━━━ Raw data ━━━
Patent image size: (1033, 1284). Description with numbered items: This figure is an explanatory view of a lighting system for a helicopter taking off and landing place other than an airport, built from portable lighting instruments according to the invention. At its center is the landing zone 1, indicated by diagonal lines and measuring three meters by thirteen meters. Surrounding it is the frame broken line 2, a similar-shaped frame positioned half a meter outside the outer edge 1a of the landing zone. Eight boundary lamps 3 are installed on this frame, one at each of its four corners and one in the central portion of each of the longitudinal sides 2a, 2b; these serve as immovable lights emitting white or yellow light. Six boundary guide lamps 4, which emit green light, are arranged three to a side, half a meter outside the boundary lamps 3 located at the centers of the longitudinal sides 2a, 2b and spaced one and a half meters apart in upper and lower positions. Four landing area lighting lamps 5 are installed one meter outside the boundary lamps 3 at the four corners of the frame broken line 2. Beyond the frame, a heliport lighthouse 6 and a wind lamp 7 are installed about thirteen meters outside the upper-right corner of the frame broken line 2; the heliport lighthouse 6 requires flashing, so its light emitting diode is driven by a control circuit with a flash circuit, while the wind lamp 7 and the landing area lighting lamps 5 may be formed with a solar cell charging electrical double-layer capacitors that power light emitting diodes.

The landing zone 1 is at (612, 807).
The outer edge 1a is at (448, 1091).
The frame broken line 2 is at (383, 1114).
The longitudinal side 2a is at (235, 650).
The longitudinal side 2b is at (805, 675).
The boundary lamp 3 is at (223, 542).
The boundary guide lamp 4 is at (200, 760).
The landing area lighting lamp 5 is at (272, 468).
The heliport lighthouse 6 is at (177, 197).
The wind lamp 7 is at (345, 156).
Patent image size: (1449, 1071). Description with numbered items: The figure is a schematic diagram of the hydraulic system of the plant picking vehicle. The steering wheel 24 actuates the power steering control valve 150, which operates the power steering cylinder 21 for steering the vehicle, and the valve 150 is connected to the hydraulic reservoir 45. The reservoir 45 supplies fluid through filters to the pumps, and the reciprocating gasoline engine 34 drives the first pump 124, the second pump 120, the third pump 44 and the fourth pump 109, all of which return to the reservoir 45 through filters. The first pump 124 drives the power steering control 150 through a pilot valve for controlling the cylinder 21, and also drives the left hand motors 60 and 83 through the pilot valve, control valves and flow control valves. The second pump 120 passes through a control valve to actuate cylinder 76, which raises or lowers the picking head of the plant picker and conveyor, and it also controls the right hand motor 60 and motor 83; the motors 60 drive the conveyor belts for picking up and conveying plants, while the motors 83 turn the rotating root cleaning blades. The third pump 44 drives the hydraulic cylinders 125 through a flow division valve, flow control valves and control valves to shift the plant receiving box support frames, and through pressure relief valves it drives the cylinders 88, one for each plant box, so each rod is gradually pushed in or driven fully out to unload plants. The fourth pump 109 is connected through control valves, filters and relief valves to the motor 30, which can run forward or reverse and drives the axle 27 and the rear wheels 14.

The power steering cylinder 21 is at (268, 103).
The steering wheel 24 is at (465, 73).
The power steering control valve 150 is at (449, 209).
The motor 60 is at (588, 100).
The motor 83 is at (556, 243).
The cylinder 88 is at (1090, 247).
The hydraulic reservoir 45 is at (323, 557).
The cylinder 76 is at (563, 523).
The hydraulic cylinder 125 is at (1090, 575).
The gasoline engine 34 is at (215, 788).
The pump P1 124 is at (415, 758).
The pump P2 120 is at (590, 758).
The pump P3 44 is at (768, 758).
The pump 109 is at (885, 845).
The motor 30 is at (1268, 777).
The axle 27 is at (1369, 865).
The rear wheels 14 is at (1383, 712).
━━━
▸ **Exercise**: Format the part of the items that opens at the very first line and closes with the line containing "The wind lamp 7 is at (345, 156)." (both ends included) as a JSON list of strings, one string per line and no blank lines.

▸ **Expected answer**:
[
  "Patent image size: (1033, 1284). Description with numbered items: This figure is an explanatory view of a lighting system for a helicopter taking off and landing place other than an airport, built from portable lighting instruments according to the invention. At its center is the landing zone 1, indicated by diagonal lines and measuring three meters by thirteen meters. Surrounding it is the frame broken line 2, a similar-shaped frame positioned half a meter outside the outer edge 1a of the landing zone. Eight boundary lamps 3 are installed on this frame, one at each of its four corners and one in the central portion of each of the longitudinal sides 2a, 2b; these serve as immovable lights emitting white or yellow light. Six boundary guide lamps 4, which emit green light, are arranged three to a side, half a meter outside the boundary lamps 3 located at the centers of the longitudinal sides 2a, 2b and spaced one and a half meters apart in upper and lower positions. Four landing area lighting lamps 5 are installed one meter outside the boundary lamps 3 at the four corners of the frame broken line 2. Beyond the frame, a heliport lighthouse 6 and a wind lamp 7 are installed about thirteen meters outside the upper-right corner of the frame broken line 2; the heliport lighthouse 6 requires flashing, so its light emitting diode is driven by a control circuit with a flash circuit, while the wind lamp 7 and the landing area lighting lamps 5 may be formed with a solar cell charging electrical double-layer capacitors that power light emitting diodes.",
  "The landing zone 1 is at (612, 807).",
  "The outer edge 1a is at (448, 1091).",
  "The frame broken line 2 is at (383, 1114).",
  "The longitudinal side 2a is at (235, 650).",
  "The longitudinal side 2b is at (805, 675).",
  "The boundary lamp 3 is at (223, 542).",
  "The boundary guide lamp 4 is at (200, 760).",
  "The landing area lighting lamp 5 is at (272, 468).",
  "The heliport lighthouse 6 is at (177, 197).",
  "The wind lamp 7 is at (345, 156)."
]